Report how many lines hold the word "this"; answer with the number alone.

Dataset excerpts:
• • • • • • •
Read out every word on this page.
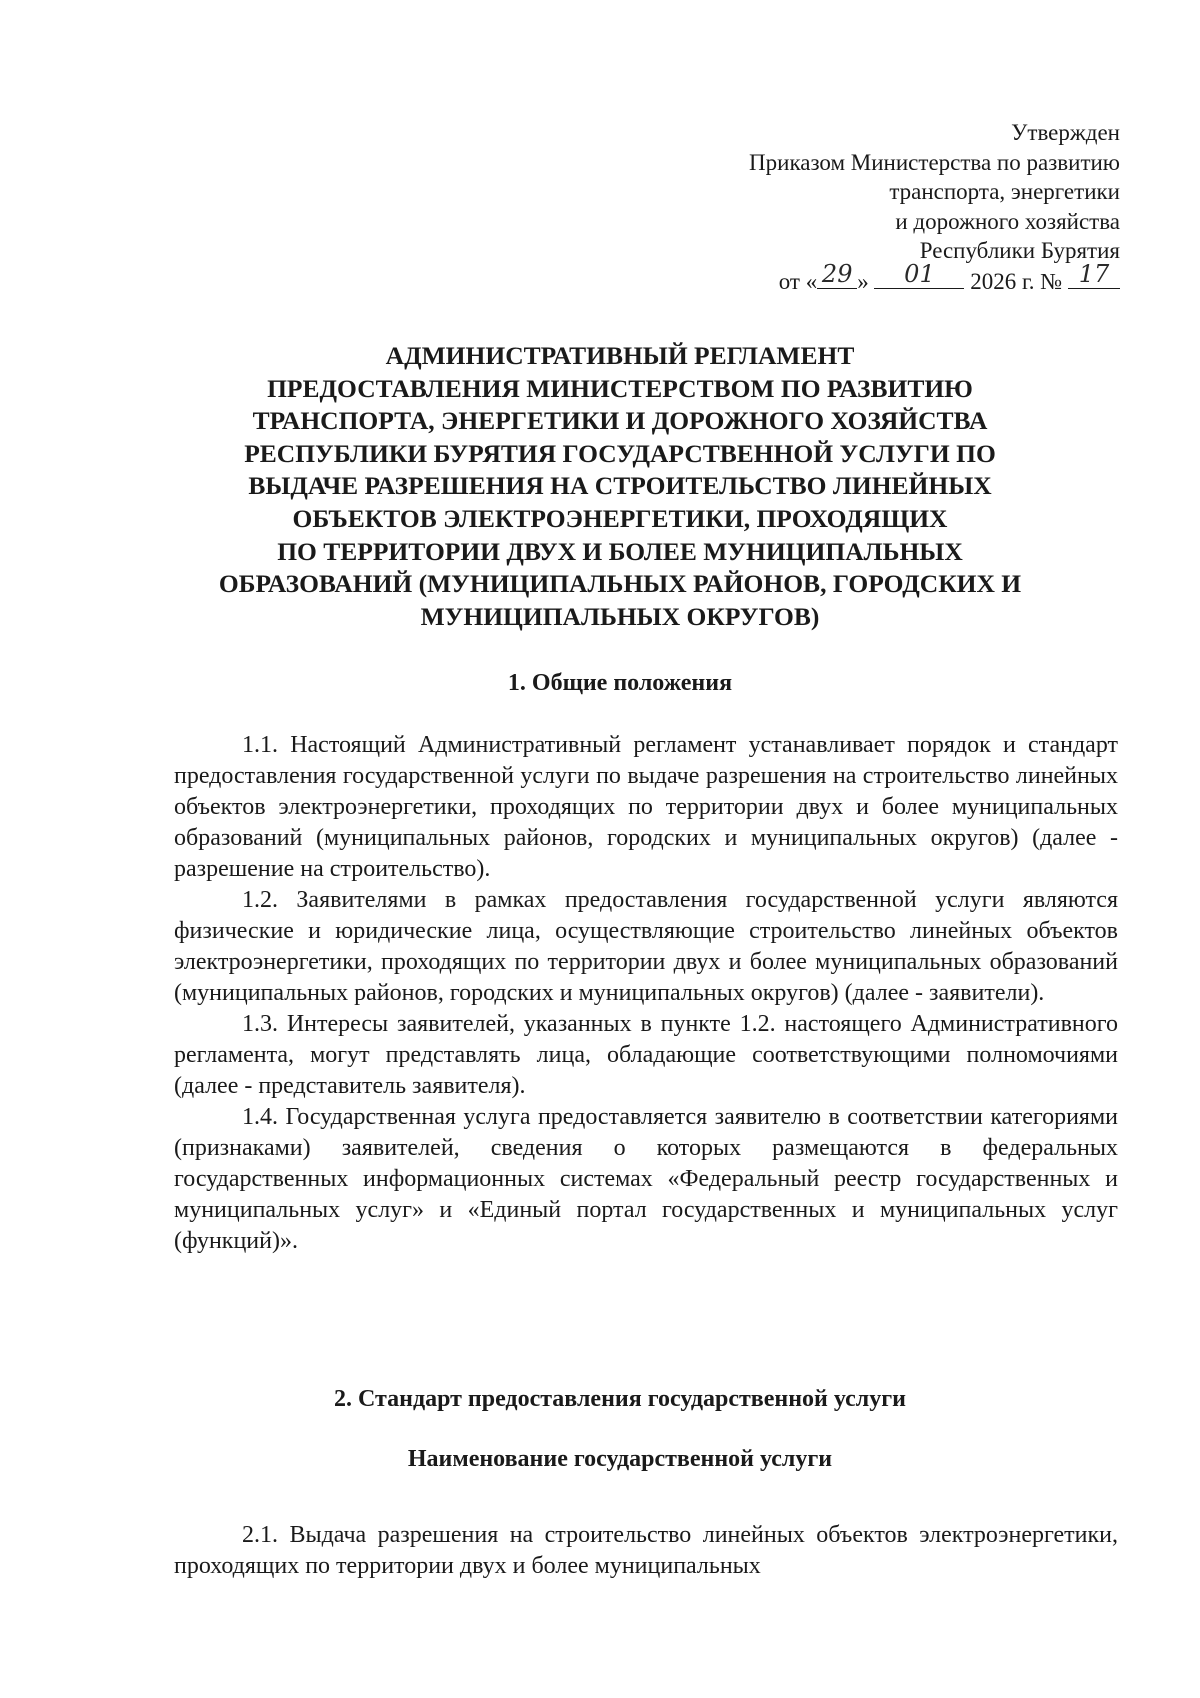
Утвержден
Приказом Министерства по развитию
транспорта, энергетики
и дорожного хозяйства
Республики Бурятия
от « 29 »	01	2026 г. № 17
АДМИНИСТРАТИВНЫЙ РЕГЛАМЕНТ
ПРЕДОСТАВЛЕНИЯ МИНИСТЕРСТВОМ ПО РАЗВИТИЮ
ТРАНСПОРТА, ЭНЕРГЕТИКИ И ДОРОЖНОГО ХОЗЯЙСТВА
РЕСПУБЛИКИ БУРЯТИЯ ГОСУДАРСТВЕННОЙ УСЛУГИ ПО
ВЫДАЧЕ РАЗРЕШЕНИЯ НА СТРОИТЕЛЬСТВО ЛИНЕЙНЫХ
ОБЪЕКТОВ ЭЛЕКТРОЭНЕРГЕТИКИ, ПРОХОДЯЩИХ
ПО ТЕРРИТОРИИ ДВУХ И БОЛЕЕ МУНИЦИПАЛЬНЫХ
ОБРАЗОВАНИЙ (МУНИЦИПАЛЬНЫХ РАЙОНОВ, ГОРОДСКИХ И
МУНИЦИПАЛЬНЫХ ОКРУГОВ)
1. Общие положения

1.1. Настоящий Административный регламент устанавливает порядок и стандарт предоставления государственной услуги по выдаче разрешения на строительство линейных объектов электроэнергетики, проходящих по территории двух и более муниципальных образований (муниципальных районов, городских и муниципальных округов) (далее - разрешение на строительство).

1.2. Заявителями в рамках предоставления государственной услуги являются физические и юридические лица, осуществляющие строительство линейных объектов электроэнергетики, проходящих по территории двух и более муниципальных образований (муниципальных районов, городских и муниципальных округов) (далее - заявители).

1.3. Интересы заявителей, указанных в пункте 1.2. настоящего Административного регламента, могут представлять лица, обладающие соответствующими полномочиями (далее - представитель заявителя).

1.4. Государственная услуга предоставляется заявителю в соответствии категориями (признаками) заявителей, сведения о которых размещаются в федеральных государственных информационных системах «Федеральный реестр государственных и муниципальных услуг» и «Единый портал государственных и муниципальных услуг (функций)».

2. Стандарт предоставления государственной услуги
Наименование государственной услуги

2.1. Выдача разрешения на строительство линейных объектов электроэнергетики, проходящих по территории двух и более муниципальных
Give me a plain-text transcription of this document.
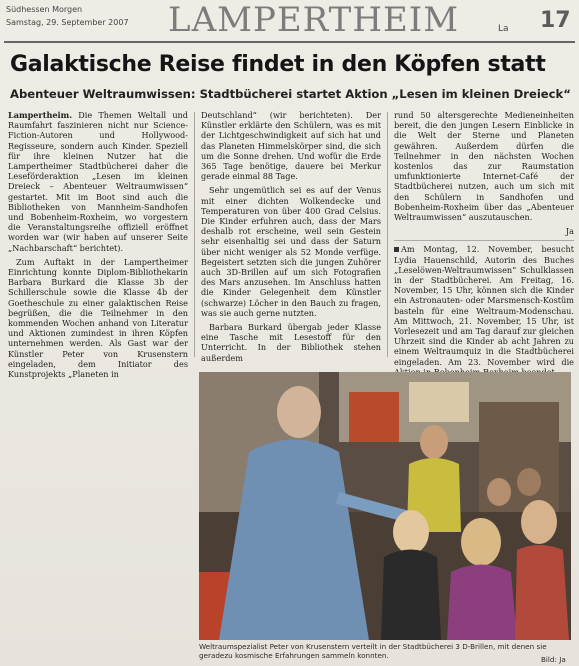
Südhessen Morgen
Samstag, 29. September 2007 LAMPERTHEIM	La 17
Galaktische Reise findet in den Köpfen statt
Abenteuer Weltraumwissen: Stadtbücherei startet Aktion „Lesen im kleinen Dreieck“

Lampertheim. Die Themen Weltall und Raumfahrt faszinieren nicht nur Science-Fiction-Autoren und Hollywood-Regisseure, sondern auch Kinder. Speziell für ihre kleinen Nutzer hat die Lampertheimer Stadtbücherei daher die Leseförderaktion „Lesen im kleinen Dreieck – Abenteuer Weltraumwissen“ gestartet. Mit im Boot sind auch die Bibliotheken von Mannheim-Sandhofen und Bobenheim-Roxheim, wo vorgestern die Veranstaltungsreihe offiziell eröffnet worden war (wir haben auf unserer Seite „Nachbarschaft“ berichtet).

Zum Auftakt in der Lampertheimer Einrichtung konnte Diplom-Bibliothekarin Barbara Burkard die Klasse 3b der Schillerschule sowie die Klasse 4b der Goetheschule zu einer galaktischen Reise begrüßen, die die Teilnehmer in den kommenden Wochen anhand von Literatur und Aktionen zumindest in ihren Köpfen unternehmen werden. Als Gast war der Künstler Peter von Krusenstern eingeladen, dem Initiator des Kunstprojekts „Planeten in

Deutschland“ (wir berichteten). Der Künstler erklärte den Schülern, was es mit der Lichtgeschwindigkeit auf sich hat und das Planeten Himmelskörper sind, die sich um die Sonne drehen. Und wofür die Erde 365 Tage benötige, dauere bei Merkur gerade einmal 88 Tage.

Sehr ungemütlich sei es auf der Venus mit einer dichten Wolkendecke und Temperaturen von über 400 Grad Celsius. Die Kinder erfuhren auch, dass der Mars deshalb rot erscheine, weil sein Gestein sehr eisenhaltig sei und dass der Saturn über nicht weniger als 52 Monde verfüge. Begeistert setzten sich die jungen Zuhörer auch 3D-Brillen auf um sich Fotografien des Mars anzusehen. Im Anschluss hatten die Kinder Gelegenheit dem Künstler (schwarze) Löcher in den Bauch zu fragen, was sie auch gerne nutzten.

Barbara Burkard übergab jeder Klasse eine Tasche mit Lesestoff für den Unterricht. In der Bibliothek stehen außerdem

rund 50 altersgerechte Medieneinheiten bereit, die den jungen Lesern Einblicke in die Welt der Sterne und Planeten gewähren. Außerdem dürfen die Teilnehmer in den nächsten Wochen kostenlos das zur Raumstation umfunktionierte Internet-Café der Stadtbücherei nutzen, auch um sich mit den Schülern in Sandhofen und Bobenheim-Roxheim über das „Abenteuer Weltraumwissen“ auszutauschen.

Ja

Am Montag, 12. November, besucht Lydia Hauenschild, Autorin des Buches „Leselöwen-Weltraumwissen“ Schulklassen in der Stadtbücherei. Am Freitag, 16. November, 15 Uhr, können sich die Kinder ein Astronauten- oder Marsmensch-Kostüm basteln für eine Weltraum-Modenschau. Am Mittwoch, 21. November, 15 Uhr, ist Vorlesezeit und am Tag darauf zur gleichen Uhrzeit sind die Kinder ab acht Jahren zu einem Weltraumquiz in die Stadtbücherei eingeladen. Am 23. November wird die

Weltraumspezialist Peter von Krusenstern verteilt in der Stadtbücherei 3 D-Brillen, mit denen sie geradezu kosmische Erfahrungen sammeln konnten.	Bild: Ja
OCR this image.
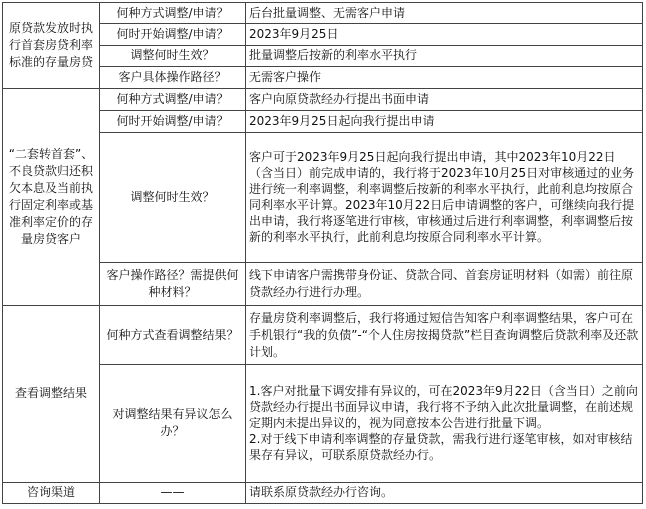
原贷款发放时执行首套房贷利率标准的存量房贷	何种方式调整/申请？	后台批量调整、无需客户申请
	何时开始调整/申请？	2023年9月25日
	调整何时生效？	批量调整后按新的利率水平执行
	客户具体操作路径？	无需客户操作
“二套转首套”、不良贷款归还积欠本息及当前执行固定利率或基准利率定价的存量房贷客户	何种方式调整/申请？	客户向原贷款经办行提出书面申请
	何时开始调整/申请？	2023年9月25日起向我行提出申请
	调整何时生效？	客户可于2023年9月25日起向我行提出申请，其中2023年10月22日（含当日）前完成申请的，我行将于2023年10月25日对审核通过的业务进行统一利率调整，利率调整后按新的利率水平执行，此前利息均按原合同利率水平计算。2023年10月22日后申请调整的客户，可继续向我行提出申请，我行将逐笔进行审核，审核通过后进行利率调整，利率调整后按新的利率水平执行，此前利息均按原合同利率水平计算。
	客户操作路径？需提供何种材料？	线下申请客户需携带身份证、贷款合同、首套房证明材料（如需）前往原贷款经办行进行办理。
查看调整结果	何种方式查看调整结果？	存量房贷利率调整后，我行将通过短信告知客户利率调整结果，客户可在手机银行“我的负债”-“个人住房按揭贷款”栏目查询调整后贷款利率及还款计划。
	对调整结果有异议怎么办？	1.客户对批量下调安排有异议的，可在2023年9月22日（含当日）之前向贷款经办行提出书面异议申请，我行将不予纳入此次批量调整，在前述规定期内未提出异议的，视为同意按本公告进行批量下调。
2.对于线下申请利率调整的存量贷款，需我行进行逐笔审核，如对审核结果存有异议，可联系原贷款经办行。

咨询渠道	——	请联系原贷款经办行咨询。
• • • • • • •
Task result: 3